[Chart and figure data]
————————

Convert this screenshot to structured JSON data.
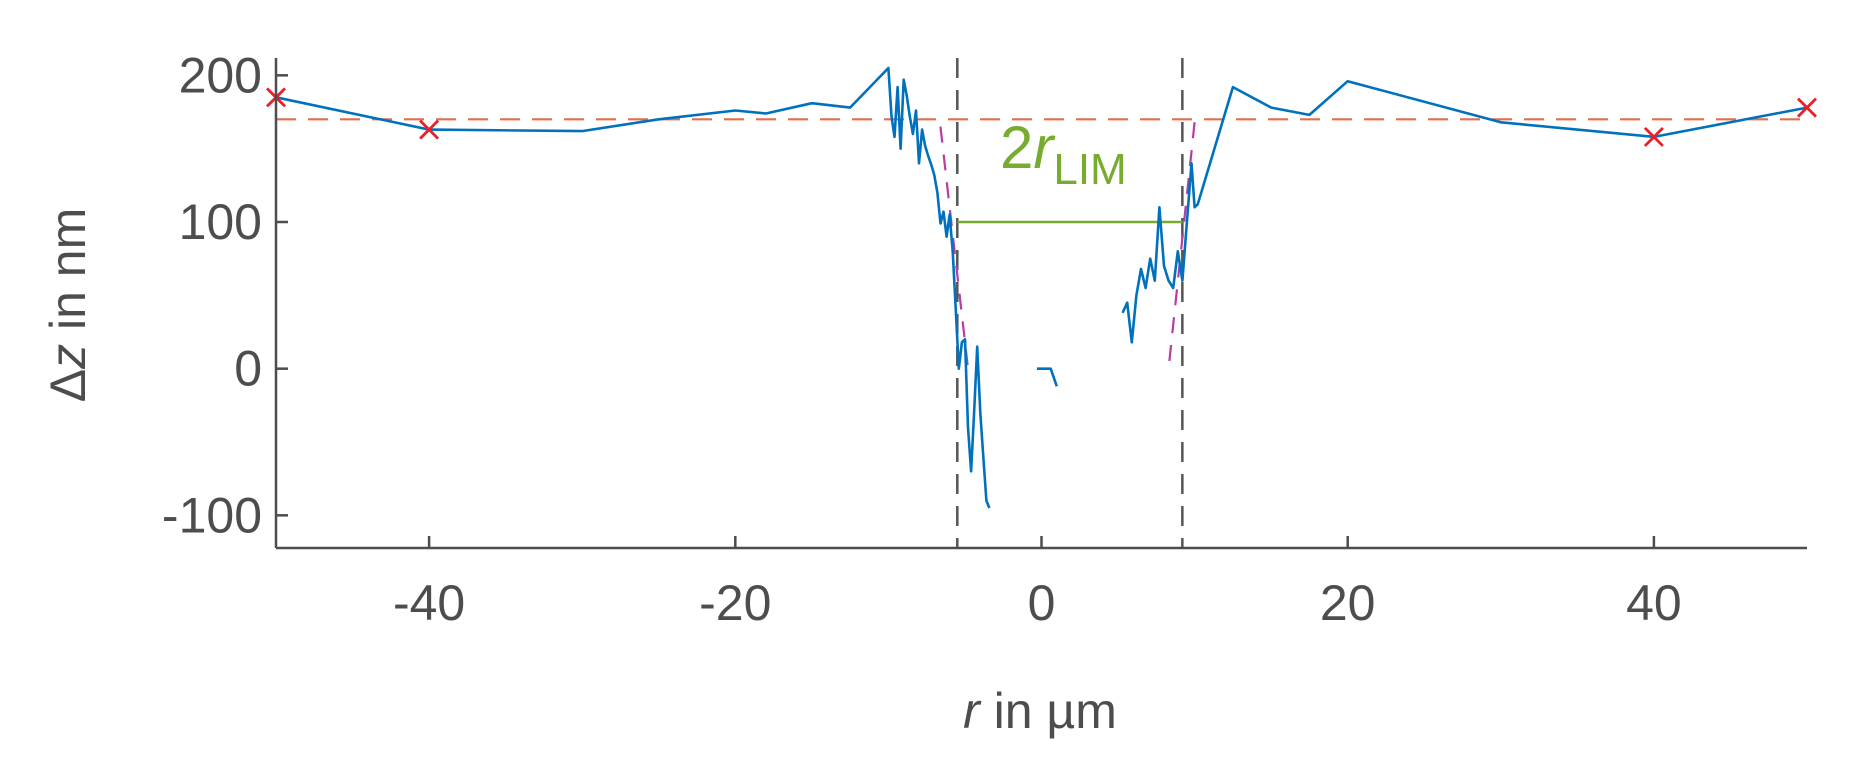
{
  "chart_data": {
    "type": "line",
    "xlabel_var": "r",
    "xlabel_rest": " in µm",
    "ylabel_var": "Δz",
    "ylabel_rest": " in nm",
    "xlim": [
      -50,
      50
    ],
    "ylim": [
      -110,
      205
    ],
    "xticks": [
      -40,
      -20,
      0,
      20,
      40
    ],
    "yticks": [
      -100,
      0,
      100,
      200
    ],
    "grid": false,
    "baseline_y": 170,
    "limit_x": [
      -5.5,
      9.2
    ],
    "lim_bar_y": 100,
    "annotation_prefix": "2",
    "annotation_var": "r",
    "annotation_sub": "LIM",
    "reference_points": [
      {
        "x": -50,
        "y": 185
      },
      {
        "x": -40,
        "y": 163
      },
      {
        "x": 40,
        "y": 158
      },
      {
        "x": 50,
        "y": 178
      }
    ],
    "series": [
      {
        "values_x": [
          -50,
          -40,
          -30,
          -25,
          -20,
          -18,
          -15,
          -12.5,
          -10,
          -9.8,
          -9.6,
          -9.4,
          -9.2,
          -9.0,
          -8.8,
          -8.6,
          -8.4,
          -8.2,
          -8.0,
          -7.8,
          -7.6,
          -7.4,
          -7.2,
          -7.0,
          -6.8,
          -6.6,
          -6.4,
          -6.2,
          -6.0,
          -5.8,
          -5.6,
          -5.4,
          -5.2,
          -5.0,
          -4.8,
          -4.6,
          -4.4,
          -4.2,
          -4.0,
          -3.8,
          -3.6,
          -3.4
        ],
        "values_y": [
          185,
          163,
          162,
          170,
          176,
          174,
          181,
          178,
          205,
          172,
          158,
          192,
          150,
          197,
          186,
          172,
          160,
          176,
          140,
          163,
          152,
          145,
          139,
          132,
          120,
          99,
          107,
          90,
          105,
          80,
          40,
          0,
          18,
          20,
          -40,
          -70,
          -30,
          15,
          -30,
          -60,
          -90,
          -95
        ],
        "color": "#0072bd"
      },
      {
        "values_x": [
          -0.3,
          0.6,
          1.0
        ],
        "values_y": [
          0,
          0,
          -12
        ],
        "color": "#0072bd"
      },
      {
        "values_x": [
          5.3,
          5.6,
          5.9,
          6.2,
          6.5,
          6.8,
          7.1,
          7.4,
          7.7,
          8.0,
          8.3,
          8.6,
          8.9,
          9.2,
          9.5,
          9.8,
          10.0,
          10.2,
          12.5,
          15,
          17.5,
          20,
          30,
          40,
          50
        ],
        "values_y": [
          38,
          45,
          18,
          50,
          68,
          55,
          75,
          60,
          110,
          70,
          60,
          55,
          80,
          60,
          100,
          140,
          110,
          112,
          192,
          178,
          173,
          196,
          168,
          158,
          178
        ],
        "color": "#0072bd"
      }
    ],
    "fit_lines": [
      {
        "x": [
          -6.6,
          -4.8
        ],
        "y": [
          165,
          0
        ],
        "color": "#b83ca6"
      },
      {
        "x": [
          10.0,
          8.3
        ],
        "y": [
          168,
          0
        ],
        "color": "#b83ca6"
      }
    ],
    "colors": {
      "axis": "#4d4d4d",
      "baseline": "#e36d4c",
      "limit": "#555555",
      "annotation": "#77ac30",
      "marker": "#e8202a"
    }
  }
}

————————

## STATED EXERCISE
Make an exact copy of every entry above, minus the images.

## SOLUTION BELOW
Convert this screenshot to structured JSON data.
{
  "chart_data": {
    "type": "line",
    "xlabel_var": "r",
    "xlabel_rest": " in µm",
    "ylabel_var": "Δz",
    "ylabel_rest": " in nm",
    "xlim": [
      -50,
      50
    ],
    "ylim": [
      -110,
      205
    ],
    "xticks": [
      -40,
      -20,
      0,
      20,
      40
    ],
    "yticks": [
      -100,
      0,
      100,
      200
    ],
    "grid": false,
    "baseline_y": 170,
    "limit_x": [
      -5.5,
      9.2
    ],
    "lim_bar_y": 100,
    "annotation_prefix": "2",
    "annotation_var": "r",
    "annotation_sub": "LIM",
    "reference_points": [
      {
        "x": -50,
        "y": 185
      },
      {
        "x": -40,
        "y": 163
      },
      {
        "x": 40,
        "y": 158
      },
      {
        "x": 50,
        "y": 178
      }
    ],
    "series": [
      {
        "values_x": [
          -50,
          -40,
          -30,
          -25,
          -20,
          -18,
          -15,
          -12.5,
          -10,
          -9.8,
          -9.6,
          -9.4,
          -9.2,
          -9.0,
          -8.8,
          -8.6,
          -8.4,
          -8.2,
          -8.0,
          -7.8,
          -7.6,
          -7.4,
          -7.2,
          -7.0,
          -6.8,
          -6.6,
          -6.4,
          -6.2,
          -6.0,
          -5.8,
          -5.6,
          -5.4,
          -5.2,
          -5.0,
          -4.8,
          -4.6,
          -4.4,
          -4.2,
          -4.0,
          -3.8,
          -3.6,
          -3.4
        ],
        "values_y": [
          185,
          163,
          162,
          170,
          176,
          174,
          181,
          178,
          205,
          172,
          158,
          192,
          150,
          197,
          186,
          172,
          160,
          176,
          140,
          163,
          152,
          145,
          139,
          132,
          120,
          99,
          107,
          90,
          105,
          80,
          40,
          0,
          18,
          20,
          -40,
          -70,
          -30,
          15,
          -30,
          -60,
          -90,
          -95
        ],
        "color": "#0072bd"
      },
      {
        "values_x": [
          -0.3,
          0.6,
          1.0
        ],
        "values_y": [
          0,
          0,
          -12
        ],
        "color": "#0072bd"
      },
      {
        "values_x": [
          5.3,
          5.6,
          5.9,
          6.2,
          6.5,
          6.8,
          7.1,
          7.4,
          7.7,
          8.0,
          8.3,
          8.6,
          8.9,
          9.2,
          9.5,
          9.8,
          10.0,
          10.2,
          12.5,
          15,
          17.5,
          20,
          30,
          40,
          50
        ],
        "values_y": [
          38,
          45,
          18,
          50,
          68,
          55,
          75,
          60,
          110,
          70,
          60,
          55,
          80,
          60,
          100,
          140,
          110,
          112,
          192,
          178,
          173,
          196,
          168,
          158,
          178
        ],
        "color": "#0072bd"
      }
    ],
    "fit_lines": [
      {
        "x": [
          -6.6,
          -4.8
        ],
        "y": [
          165,
          0
        ],
        "color": "#b83ca6"
      },
      {
        "x": [
          10.0,
          8.3
        ],
        "y": [
          168,
          0
        ],
        "color": "#b83ca6"
      }
    ],
    "colors": {
      "axis": "#4d4d4d",
      "baseline": "#e36d4c",
      "limit": "#555555",
      "annotation": "#77ac30",
      "marker": "#e8202a"
    }
  }
}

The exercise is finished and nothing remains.